[EXERCISE BRIEF]
Reproduce every line of the material below, but drop the pictures.
# start of DATA TO PROCESS
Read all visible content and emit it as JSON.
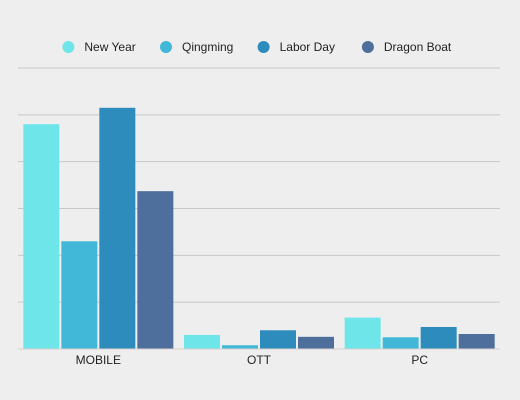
{
  "chart_data": {
    "type": "bar",
    "title": "",
    "xlabel": "",
    "ylabel": "",
    "categories": [
      "MOBILE",
      "OTT",
      "PC"
    ],
    "series": [
      {
        "name": "New Year",
        "color": "#6ee5e9",
        "values": [
          4.8,
          0.3,
          0.67
        ]
      },
      {
        "name": "Qingming",
        "color": "#42b8d8",
        "values": [
          2.3,
          0.08,
          0.25
        ]
      },
      {
        "name": "Labor Day",
        "color": "#2e8cbc",
        "values": [
          5.15,
          0.4,
          0.47
        ]
      },
      {
        "name": "Dragon Boat",
        "color": "#4e6e9c",
        "values": [
          3.37,
          0.26,
          0.32
        ]
      }
    ],
    "ylim": [
      0,
      6
    ],
    "yticks": [
      0,
      1,
      2,
      3,
      4,
      5,
      6
    ],
    "show_ytick_labels": false,
    "grid": true,
    "legend_position": "top"
  }
}
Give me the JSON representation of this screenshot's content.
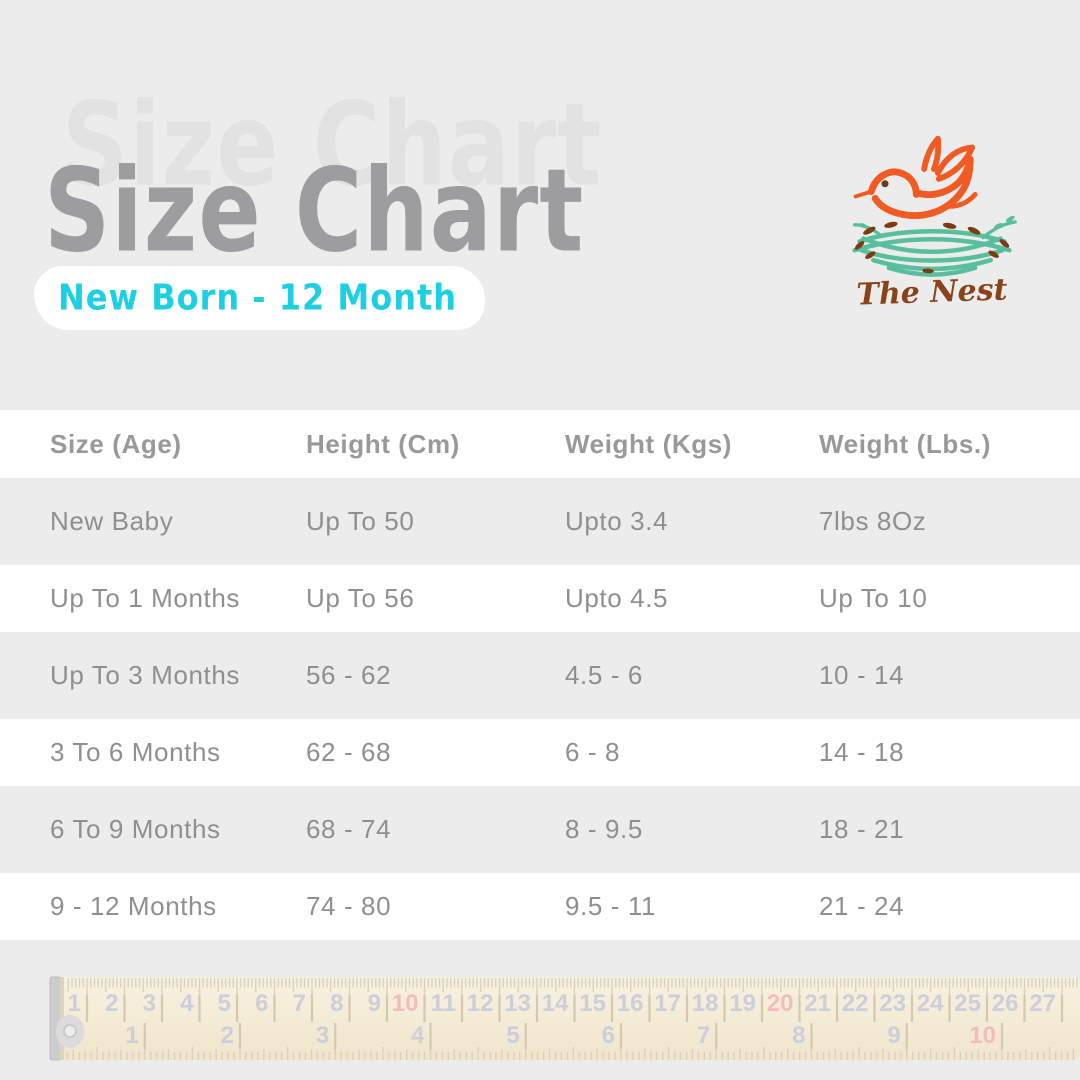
{
  "page": {
    "background": "#ececec"
  },
  "colors": {
    "bg": "#ececec",
    "title": "#9d9d9f",
    "ghost": "#e2e2e2",
    "accent": "#1ccfe2",
    "row-text": "#8f8f8f",
    "header-text": "#999999",
    "orange": "#f15a22",
    "teal": "#58bf9e",
    "brown": "#7d3c10",
    "brown-text": "#8a4319",
    "ruler-body1": "#faf2e1",
    "ruler-body2": "#f3e5c6",
    "ruler-tick": "#d8cdb5",
    "ruler-bar": "#cfc3a7",
    "ruler-num": "#c5cad6",
    "ruler-red": "#f4b4b6",
    "metal": "#c8c8c8"
  },
  "header": {
    "title": "Size Chart",
    "subtitle": "New Born - 12 Month"
  },
  "logo": {
    "name": "The Nest"
  },
  "table": {
    "columns": [
      "Size (Age)",
      "Height (Cm)",
      "Weight (Kgs)",
      "Weight (Lbs.)"
    ],
    "rows": [
      [
        "New Baby",
        "Up To 50",
        "Upto 3.4",
        "7lbs 8Oz"
      ],
      [
        "Up To 1 Months",
        "Up To 56",
        "Upto 4.5",
        "Up To 10"
      ],
      [
        "Up To 3 Months",
        "56 - 62",
        "4.5 - 6",
        "10 - 14"
      ],
      [
        "3 To 6 Months",
        "62 - 68",
        "6 - 8",
        "14 - 18"
      ],
      [
        "6 To 9 Months",
        "68 - 74",
        "8 - 9.5",
        "18 - 21"
      ],
      [
        "9 - 12 Months",
        "74 - 80",
        "9.5 - 11",
        "21 - 24"
      ]
    ]
  },
  "ruler": {
    "cm_numbers_max": 27,
    "cm_red_numbers": [
      10,
      20
    ],
    "inch_numbers_max": 10,
    "inch_red_numbers": [
      10
    ]
  }
}
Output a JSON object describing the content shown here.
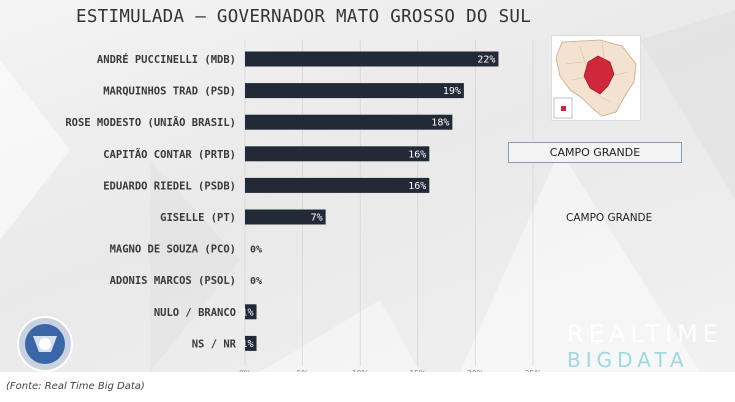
{
  "title": "ESTIMULADA – GOVERNADOR MATO GROSSO DO SUL",
  "source": "(Fonte: Real Time Big Data)",
  "region_box": "CAMPO GRANDE",
  "region_label": "CAMPO GRANDE",
  "logo": {
    "line1": "REALTIME",
    "line2": "BIGDATA"
  },
  "colors": {
    "bar": "#222a38",
    "map_highlight": "#d0283a",
    "map_state": "#f2e2cf"
  },
  "icons": {
    "broadcaster": "record-logo-icon",
    "map": "state-map-icon"
  },
  "chart_data": {
    "type": "bar",
    "orientation": "horizontal",
    "categories": [
      "ANDRÉ PUCCINELLI (MDB)",
      "MARQUINHOS TRAD (PSD)",
      "ROSE MODESTO (UNIÃO BRASIL)",
      "CAPITÃO CONTAR (PRTB)",
      "EDUARDO RIEDEL (PSDB)",
      "GISELLE (PT)",
      "MAGNO DE SOUZA (PCO)",
      "ADONIS MARCOS (PSOL)",
      "NULO / BRANCO",
      "NS / NR"
    ],
    "values": [
      22,
      19,
      18,
      16,
      16,
      7,
      0,
      0,
      1,
      1
    ],
    "value_labels": [
      "22%",
      "19%",
      "18%",
      "16%",
      "16%",
      "7%",
      "0%",
      "0%",
      "1%",
      "1%"
    ],
    "xlim": [
      0,
      25
    ],
    "xticks": [
      "0%",
      "5%",
      "10%",
      "15%",
      "20%",
      "25%"
    ],
    "grid": true
  }
}
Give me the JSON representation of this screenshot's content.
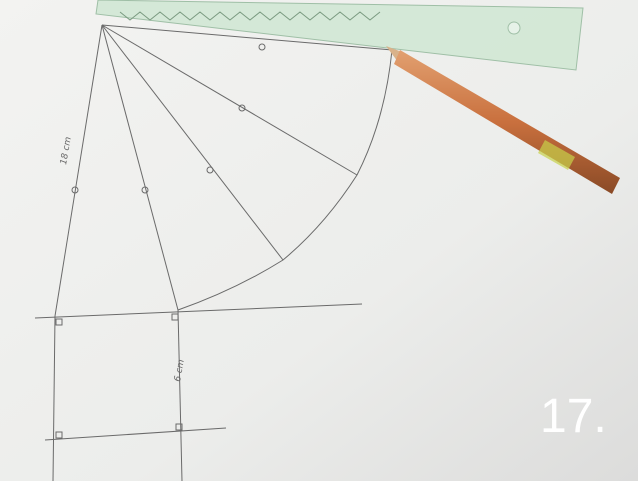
{
  "label": "17.",
  "annotations": [
    "18 cm",
    "6 cm"
  ]
}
# end of DATA TO PROCESS
[SOLUTION FOR THIS EXERCISE]
Read all visible content and emit it as JSON.
{
  "chart_data": {
    "type": "bar",
    "title": "",
    "xlabel": "",
    "ylabel": "",
    "categories": [
      "MOBILE",
      "OTT",
      "PC"
    ],
    "series": [
      {
        "name": "New Year",
        "color": "#6ee5e9",
        "values": [
          4.8,
          0.3,
          0.67
        ]
      },
      {
        "name": "Qingming",
        "color": "#42b8d8",
        "values": [
          2.3,
          0.08,
          0.25
        ]
      },
      {
        "name": "Labor Day",
        "color": "#2e8cbc",
        "values": [
          5.15,
          0.4,
          0.47
        ]
      },
      {
        "name": "Dragon Boat",
        "color": "#4e6e9c",
        "values": [
          3.37,
          0.26,
          0.32
        ]
      }
    ],
    "ylim": [
      0,
      6
    ],
    "yticks": [
      0,
      1,
      2,
      3,
      4,
      5,
      6
    ],
    "show_ytick_labels": false,
    "grid": true,
    "legend_position": "top"
  }
}
Give me the JSON representation of this screenshot's content.
{
  "page": {
    "background": "#ececec"
  },
  "colors": {
    "bg": "#ececec",
    "title": "#9d9d9f",
    "ghost": "#e2e2e2",
    "accent": "#1ccfe2",
    "row-text": "#8f8f8f",
    "header-text": "#999999",
    "orange": "#f15a22",
    "teal": "#58bf9e",
    "brown": "#7d3c10",
    "brown-text": "#8a4319",
    "ruler-body1": "#faf2e1",
    "ruler-body2": "#f3e5c6",
    "ruler-tick": "#d8cdb5",
    "ruler-bar": "#cfc3a7",
    "ruler-num": "#c5cad6",
    "ruler-red": "#f4b4b6",
    "metal": "#c8c8c8"
  },
  "header": {
    "title": "Size Chart",
    "subtitle": "New Born - 12 Month"
  },
  "logo": {
    "name": "The Nest"
  },
  "table": {
    "columns": [
      "Size (Age)",
      "Height (Cm)",
      "Weight (Kgs)",
      "Weight (Lbs.)"
    ],
    "rows": [
      [
        "New Baby",
        "Up To 50",
        "Upto 3.4",
        "7lbs 8Oz"
      ],
      [
        "Up To 1 Months",
        "Up To 56",
        "Upto 4.5",
        "Up To 10"
      ],
      [
        "Up To 3 Months",
        "56 - 62",
        "4.5 - 6",
        "10 - 14"
      ],
      [
        "3 To 6 Months",
        "62 - 68",
        "6 - 8",
        "14 - 18"
      ],
      [
        "6 To 9 Months",
        "68 - 74",
        "8 - 9.5",
        "18 - 21"
      ],
      [
        "9 - 12 Months",
        "74 - 80",
        "9.5 - 11",
        "21 - 24"
      ]
    ]
  },
  "ruler": {
    "cm_numbers_max": 27,
    "cm_red_numbers": [
      10,
      20
    ],
    "inch_numbers_max": 10,
    "inch_red_numbers": [
      10
    ]
  }
}
Output a JSON object describing the content shown here.
{
  "title": "ESTIMULADA – GOVERNADOR MATO GROSSO DO SUL",
  "source": "(Fonte: Real Time Big Data)",
  "region_box": "CAMPO GRANDE",
  "region_label": "CAMPO GRANDE",
  "logo": {
    "line1": "REALTIME",
    "line2": "BIGDATA"
  },
  "colors": {
    "bar": "#222a38",
    "map_highlight": "#d0283a",
    "map_state": "#f2e2cf"
  },
  "icons": {
    "broadcaster": "record-logo-icon",
    "map": "state-map-icon"
  },
  "chart_data": {
    "type": "bar",
    "orientation": "horizontal",
    "categories": [
      "ANDRÉ PUCCINELLI (MDB)",
      "MARQUINHOS TRAD (PSD)",
      "ROSE MODESTO (UNIÃO BRASIL)",
      "CAPITÃO CONTAR (PRTB)",
      "EDUARDO RIEDEL (PSDB)",
      "GISELLE (PT)",
      "MAGNO DE SOUZA (PCO)",
      "ADONIS MARCOS (PSOL)",
      "NULO / BRANCO",
      "NS / NR"
    ],
    "values": [
      22,
      19,
      18,
      16,
      16,
      7,
      0,
      0,
      1,
      1
    ],
    "value_labels": [
      "22%",
      "19%",
      "18%",
      "16%",
      "16%",
      "7%",
      "0%",
      "0%",
      "1%",
      "1%"
    ],
    "xlim": [
      0,
      25
    ],
    "xticks": [
      "0%",
      "5%",
      "10%",
      "15%",
      "20%",
      "25%"
    ],
    "grid": true
  }
}
Give me the JSON representation of this screenshot's content.
{
  "label": "17.",
  "annotations": [
    "18 cm",
    "6 cm"
  ]
}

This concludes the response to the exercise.